_Your instructions_:
Which lines of the records contain "Melting"? Collect every one of them.

_Data for processing_:
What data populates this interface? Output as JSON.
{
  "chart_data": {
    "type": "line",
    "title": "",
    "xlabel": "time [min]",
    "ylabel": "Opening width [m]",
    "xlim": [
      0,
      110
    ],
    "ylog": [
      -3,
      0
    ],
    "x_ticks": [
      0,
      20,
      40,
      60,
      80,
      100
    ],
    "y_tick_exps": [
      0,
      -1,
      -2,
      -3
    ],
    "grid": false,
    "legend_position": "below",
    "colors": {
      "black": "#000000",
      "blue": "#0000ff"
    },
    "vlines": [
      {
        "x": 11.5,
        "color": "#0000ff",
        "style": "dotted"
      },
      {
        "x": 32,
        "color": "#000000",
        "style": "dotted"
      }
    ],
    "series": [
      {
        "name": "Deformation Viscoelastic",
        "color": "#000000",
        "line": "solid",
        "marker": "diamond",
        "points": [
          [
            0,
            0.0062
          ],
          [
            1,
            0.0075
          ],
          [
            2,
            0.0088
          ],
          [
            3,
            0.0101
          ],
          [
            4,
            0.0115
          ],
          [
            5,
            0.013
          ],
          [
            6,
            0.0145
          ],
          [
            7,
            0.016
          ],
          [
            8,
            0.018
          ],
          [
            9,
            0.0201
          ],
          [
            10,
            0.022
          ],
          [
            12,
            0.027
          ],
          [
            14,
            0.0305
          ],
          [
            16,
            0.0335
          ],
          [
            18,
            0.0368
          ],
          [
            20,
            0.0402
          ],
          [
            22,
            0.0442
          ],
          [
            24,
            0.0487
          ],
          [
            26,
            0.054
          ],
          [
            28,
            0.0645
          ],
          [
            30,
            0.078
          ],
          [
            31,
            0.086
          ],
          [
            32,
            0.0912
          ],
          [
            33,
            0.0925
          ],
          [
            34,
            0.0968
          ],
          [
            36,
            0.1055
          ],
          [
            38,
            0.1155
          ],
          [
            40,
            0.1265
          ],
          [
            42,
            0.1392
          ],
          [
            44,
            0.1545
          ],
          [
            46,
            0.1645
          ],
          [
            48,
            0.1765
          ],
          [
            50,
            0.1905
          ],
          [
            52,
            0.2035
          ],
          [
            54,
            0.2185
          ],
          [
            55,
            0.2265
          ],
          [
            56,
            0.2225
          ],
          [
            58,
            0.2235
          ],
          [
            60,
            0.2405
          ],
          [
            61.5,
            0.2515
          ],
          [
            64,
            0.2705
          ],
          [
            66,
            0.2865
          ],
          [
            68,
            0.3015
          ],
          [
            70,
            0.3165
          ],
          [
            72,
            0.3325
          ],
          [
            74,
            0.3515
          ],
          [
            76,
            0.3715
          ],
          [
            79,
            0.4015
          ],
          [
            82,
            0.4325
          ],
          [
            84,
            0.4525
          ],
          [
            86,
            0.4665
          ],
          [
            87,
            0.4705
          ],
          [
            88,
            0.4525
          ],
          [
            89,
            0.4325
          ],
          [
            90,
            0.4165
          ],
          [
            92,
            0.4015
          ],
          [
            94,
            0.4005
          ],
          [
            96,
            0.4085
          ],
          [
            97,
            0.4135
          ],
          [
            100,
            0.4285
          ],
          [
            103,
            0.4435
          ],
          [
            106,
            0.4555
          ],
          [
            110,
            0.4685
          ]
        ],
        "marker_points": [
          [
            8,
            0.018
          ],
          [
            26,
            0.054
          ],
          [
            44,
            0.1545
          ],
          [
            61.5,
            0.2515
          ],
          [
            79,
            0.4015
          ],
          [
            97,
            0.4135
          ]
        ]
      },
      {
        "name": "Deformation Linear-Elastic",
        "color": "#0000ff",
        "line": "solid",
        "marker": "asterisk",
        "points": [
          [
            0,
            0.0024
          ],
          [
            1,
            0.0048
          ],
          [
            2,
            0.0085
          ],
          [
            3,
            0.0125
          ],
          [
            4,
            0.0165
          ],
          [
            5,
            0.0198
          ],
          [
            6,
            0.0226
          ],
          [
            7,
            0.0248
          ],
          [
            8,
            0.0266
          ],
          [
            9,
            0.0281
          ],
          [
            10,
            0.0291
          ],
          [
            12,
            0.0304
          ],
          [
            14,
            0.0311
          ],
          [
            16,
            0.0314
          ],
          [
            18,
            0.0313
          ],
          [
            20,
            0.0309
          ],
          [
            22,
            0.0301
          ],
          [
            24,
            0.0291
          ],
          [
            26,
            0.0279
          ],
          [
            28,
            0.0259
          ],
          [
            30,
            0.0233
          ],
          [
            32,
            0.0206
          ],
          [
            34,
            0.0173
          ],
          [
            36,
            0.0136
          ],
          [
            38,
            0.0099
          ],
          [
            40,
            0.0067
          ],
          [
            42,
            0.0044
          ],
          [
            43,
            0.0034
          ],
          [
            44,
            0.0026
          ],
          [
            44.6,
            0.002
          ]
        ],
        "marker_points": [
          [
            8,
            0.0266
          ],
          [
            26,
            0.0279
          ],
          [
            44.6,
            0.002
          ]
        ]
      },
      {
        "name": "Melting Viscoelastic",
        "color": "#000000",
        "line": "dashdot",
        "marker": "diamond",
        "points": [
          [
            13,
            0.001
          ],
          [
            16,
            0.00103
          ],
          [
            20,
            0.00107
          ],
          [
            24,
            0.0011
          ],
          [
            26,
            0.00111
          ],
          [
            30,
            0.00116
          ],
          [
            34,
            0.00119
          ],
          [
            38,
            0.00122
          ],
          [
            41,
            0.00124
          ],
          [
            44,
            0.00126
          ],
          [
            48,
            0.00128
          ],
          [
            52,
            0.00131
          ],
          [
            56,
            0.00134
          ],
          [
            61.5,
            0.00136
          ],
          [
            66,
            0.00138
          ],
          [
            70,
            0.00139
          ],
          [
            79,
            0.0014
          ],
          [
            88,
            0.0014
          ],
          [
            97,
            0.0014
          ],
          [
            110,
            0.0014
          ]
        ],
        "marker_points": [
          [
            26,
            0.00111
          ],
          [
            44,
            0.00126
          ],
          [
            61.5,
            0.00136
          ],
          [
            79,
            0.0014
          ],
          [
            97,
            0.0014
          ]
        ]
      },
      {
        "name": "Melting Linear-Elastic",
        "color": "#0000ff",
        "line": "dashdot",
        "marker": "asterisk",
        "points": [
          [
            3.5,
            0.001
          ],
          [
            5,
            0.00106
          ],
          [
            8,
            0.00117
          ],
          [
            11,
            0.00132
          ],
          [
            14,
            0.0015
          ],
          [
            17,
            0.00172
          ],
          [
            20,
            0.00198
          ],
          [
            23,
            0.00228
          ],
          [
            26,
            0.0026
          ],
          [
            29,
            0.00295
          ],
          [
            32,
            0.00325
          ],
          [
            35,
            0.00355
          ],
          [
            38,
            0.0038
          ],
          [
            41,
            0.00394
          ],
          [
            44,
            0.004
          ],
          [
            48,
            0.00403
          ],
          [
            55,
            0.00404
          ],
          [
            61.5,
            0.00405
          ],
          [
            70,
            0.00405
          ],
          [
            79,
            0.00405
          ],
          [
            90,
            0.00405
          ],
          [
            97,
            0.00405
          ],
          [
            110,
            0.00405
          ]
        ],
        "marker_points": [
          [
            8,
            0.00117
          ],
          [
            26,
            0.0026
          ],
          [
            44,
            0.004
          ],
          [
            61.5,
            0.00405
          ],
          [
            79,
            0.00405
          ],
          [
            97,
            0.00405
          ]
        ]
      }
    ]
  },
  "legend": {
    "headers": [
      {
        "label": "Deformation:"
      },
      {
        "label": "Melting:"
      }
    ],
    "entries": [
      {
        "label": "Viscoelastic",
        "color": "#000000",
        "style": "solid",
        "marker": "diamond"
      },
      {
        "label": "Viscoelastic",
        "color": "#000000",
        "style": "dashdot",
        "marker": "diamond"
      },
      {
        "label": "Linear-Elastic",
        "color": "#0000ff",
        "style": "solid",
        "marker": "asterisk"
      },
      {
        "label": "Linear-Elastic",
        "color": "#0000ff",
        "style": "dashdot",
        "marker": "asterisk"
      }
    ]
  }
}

_Response to the task_:
        "name": "Melting Viscoelastic",
        "name": "Melting Linear-Elastic",
        "label": "Melting:"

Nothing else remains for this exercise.